▶ WHAT IS BEING ASKED
Give the number of lines in the listing that hold the word "internal". Write nothing but that number.

------------------------------------------------------------------------

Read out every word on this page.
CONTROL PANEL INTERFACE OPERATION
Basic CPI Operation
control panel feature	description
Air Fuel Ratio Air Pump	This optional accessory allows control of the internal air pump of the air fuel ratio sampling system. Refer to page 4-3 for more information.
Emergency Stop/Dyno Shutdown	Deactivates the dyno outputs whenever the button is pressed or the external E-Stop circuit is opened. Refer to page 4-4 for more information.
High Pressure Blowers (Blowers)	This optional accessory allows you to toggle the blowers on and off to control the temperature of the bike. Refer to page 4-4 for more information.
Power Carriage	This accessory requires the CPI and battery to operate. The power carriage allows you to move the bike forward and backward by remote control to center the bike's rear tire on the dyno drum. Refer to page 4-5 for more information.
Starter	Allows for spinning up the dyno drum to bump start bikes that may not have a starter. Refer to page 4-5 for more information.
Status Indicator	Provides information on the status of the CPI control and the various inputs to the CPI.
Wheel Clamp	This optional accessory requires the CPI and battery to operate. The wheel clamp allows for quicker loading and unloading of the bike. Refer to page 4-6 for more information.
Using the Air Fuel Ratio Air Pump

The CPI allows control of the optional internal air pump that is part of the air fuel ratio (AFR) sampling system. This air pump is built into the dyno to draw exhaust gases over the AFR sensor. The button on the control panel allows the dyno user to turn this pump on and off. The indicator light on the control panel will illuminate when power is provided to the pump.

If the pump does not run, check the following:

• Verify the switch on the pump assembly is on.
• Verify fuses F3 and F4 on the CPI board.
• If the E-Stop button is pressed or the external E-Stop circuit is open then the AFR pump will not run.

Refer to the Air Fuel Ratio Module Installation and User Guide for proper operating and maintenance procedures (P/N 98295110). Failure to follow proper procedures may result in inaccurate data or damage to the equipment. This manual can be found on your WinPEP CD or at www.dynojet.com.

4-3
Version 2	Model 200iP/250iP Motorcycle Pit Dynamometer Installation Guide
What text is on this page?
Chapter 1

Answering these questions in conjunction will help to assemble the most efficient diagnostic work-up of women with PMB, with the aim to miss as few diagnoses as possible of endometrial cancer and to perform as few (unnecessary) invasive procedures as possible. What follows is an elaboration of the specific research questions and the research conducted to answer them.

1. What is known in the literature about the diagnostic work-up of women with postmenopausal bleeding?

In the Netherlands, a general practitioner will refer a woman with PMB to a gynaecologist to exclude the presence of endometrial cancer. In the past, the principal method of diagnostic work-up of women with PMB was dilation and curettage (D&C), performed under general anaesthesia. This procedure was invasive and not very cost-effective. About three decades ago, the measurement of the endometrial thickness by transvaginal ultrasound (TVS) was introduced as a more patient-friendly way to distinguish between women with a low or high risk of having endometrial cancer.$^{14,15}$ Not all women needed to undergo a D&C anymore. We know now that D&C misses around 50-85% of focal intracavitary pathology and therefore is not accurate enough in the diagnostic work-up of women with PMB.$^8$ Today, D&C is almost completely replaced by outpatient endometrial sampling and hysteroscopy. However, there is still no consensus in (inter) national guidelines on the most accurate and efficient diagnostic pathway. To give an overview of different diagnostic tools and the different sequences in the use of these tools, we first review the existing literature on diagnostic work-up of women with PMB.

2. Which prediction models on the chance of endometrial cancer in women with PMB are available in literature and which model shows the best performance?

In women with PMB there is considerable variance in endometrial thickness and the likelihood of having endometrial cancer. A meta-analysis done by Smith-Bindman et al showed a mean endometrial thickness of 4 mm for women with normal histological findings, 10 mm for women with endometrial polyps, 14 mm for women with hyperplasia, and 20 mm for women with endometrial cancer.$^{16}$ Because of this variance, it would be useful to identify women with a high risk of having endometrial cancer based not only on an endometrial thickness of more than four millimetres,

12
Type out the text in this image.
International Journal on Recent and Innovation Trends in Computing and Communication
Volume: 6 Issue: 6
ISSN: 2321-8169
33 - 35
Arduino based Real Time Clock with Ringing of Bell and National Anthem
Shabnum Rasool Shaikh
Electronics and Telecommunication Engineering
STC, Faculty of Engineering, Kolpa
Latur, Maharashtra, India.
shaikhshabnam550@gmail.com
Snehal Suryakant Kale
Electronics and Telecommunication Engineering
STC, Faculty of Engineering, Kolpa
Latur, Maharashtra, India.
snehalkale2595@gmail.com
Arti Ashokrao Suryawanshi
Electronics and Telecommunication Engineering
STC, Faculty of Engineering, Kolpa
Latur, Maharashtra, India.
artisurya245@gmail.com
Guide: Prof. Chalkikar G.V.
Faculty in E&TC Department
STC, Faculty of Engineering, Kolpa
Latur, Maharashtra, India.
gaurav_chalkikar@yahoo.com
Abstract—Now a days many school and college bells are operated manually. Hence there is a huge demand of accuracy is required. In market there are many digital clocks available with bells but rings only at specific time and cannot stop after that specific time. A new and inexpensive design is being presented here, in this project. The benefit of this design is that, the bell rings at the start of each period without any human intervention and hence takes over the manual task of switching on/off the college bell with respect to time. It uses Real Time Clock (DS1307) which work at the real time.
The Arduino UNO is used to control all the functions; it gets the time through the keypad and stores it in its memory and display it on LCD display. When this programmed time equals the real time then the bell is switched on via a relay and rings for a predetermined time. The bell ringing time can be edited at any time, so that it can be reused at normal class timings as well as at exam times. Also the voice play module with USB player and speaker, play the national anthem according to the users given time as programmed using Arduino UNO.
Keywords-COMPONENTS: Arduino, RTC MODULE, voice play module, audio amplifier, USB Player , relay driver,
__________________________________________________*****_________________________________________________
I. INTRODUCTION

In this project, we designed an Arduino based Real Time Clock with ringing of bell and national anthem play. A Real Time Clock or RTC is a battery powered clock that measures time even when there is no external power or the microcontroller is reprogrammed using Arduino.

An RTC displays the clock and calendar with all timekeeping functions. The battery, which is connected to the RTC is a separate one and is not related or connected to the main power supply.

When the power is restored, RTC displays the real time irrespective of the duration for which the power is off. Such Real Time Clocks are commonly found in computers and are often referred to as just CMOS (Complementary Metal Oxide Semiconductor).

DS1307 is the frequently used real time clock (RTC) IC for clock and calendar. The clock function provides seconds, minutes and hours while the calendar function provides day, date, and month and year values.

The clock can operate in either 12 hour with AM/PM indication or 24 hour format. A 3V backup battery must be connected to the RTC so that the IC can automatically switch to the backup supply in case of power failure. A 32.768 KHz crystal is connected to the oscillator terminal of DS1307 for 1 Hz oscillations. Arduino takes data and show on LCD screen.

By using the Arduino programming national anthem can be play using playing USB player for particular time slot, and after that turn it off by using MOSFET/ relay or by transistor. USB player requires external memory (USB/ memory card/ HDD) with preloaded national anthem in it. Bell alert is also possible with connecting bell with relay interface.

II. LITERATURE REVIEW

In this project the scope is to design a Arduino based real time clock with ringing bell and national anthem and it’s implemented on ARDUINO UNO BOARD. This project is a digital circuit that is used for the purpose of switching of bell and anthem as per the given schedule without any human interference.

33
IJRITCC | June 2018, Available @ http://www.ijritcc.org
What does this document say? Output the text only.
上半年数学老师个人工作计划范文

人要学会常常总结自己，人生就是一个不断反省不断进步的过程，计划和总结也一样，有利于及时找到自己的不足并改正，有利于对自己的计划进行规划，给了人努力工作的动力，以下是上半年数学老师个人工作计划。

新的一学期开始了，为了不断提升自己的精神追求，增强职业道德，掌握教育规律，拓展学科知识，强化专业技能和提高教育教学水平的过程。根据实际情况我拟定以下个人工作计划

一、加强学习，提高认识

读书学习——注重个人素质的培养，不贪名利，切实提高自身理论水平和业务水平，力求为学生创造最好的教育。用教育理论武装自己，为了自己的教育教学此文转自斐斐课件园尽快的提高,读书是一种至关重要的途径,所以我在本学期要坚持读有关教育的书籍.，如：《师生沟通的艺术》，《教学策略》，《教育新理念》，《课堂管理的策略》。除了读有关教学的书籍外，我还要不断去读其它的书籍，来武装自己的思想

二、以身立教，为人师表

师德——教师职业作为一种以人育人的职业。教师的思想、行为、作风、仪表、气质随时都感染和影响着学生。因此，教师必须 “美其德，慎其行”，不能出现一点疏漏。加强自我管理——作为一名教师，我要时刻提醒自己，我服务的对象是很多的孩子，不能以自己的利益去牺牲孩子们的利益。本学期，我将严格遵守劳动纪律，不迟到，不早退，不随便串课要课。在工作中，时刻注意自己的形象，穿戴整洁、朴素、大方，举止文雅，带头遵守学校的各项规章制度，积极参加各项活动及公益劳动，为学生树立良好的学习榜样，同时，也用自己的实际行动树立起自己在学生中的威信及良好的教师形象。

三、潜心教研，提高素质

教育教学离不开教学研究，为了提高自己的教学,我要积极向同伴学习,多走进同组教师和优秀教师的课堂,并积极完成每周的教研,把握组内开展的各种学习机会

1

------------------------------------------------------------------------

▶ SOLUTION TO THE EXERCISE
2